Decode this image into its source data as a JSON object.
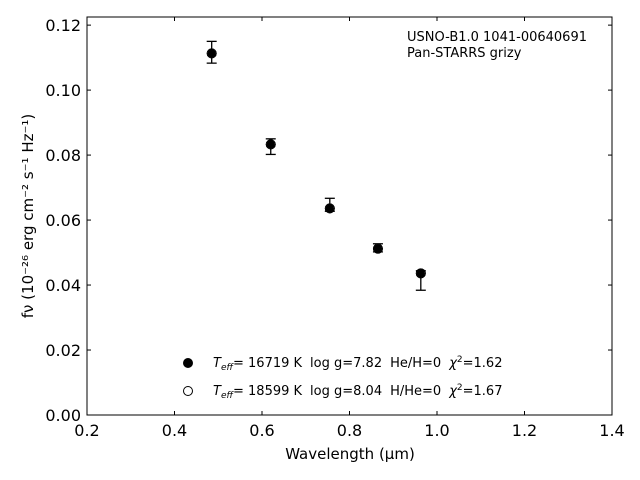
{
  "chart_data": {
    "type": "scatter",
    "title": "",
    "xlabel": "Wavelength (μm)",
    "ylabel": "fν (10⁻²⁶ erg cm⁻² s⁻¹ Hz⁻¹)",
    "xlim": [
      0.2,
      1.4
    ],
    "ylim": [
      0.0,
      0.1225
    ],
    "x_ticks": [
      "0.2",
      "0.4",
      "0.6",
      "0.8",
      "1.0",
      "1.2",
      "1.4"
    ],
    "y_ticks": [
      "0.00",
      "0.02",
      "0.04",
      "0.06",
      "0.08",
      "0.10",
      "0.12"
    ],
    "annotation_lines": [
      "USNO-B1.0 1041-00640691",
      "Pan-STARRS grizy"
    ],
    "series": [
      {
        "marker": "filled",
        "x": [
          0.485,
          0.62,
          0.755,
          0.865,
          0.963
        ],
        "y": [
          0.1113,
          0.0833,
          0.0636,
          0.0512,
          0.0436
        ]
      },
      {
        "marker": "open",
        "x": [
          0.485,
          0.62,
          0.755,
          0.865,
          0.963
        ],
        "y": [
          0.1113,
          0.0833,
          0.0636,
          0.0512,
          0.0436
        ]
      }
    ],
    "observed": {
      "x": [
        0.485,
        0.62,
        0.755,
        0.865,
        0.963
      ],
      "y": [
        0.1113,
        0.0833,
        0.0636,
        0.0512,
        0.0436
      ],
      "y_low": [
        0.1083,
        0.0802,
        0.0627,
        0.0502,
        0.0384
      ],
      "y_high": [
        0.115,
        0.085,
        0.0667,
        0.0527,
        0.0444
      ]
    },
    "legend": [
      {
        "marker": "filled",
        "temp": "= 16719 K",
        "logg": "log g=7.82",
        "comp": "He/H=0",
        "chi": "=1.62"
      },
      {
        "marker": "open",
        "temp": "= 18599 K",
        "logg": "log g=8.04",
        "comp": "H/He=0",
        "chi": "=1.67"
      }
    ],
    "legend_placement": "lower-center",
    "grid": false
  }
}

* **What to do**: Reproduce every line exactly and omit all pictures.

* **Problem solution**:
Decode this image into its source data as a JSON object.
{
  "chart_data": {
    "type": "scatter",
    "title": "",
    "xlabel": "Wavelength (μm)",
    "ylabel": "fν (10⁻²⁶ erg cm⁻² s⁻¹ Hz⁻¹)",
    "xlim": [
      0.2,
      1.4
    ],
    "ylim": [
      0.0,
      0.1225
    ],
    "x_ticks": [
      "0.2",
      "0.4",
      "0.6",
      "0.8",
      "1.0",
      "1.2",
      "1.4"
    ],
    "y_ticks": [
      "0.00",
      "0.02",
      "0.04",
      "0.06",
      "0.08",
      "0.10",
      "0.12"
    ],
    "annotation_lines": [
      "USNO-B1.0 1041-00640691",
      "Pan-STARRS grizy"
    ],
    "series": [
      {
        "marker": "filled",
        "x": [
          0.485,
          0.62,
          0.755,
          0.865,
          0.963
        ],
        "y": [
          0.1113,
          0.0833,
          0.0636,
          0.0512,
          0.0436
        ]
      },
      {
        "marker": "open",
        "x": [
          0.485,
          0.62,
          0.755,
          0.865,
          0.963
        ],
        "y": [
          0.1113,
          0.0833,
          0.0636,
          0.0512,
          0.0436
        ]
      }
    ],
    "observed": {
      "x": [
        0.485,
        0.62,
        0.755,
        0.865,
        0.963
      ],
      "y": [
        0.1113,
        0.0833,
        0.0636,
        0.0512,
        0.0436
      ],
      "y_low": [
        0.1083,
        0.0802,
        0.0627,
        0.0502,
        0.0384
      ],
      "y_high": [
        0.115,
        0.085,
        0.0667,
        0.0527,
        0.0444
      ]
    },
    "legend": [
      {
        "marker": "filled",
        "temp": "= 16719 K",
        "logg": "log g=7.82",
        "comp": "He/H=0",
        "chi": "=1.62"
      },
      {
        "marker": "open",
        "temp": "= 18599 K",
        "logg": "log g=8.04",
        "comp": "H/He=0",
        "chi": "=1.67"
      }
    ],
    "legend_placement": "lower-center",
    "grid": false
  }
}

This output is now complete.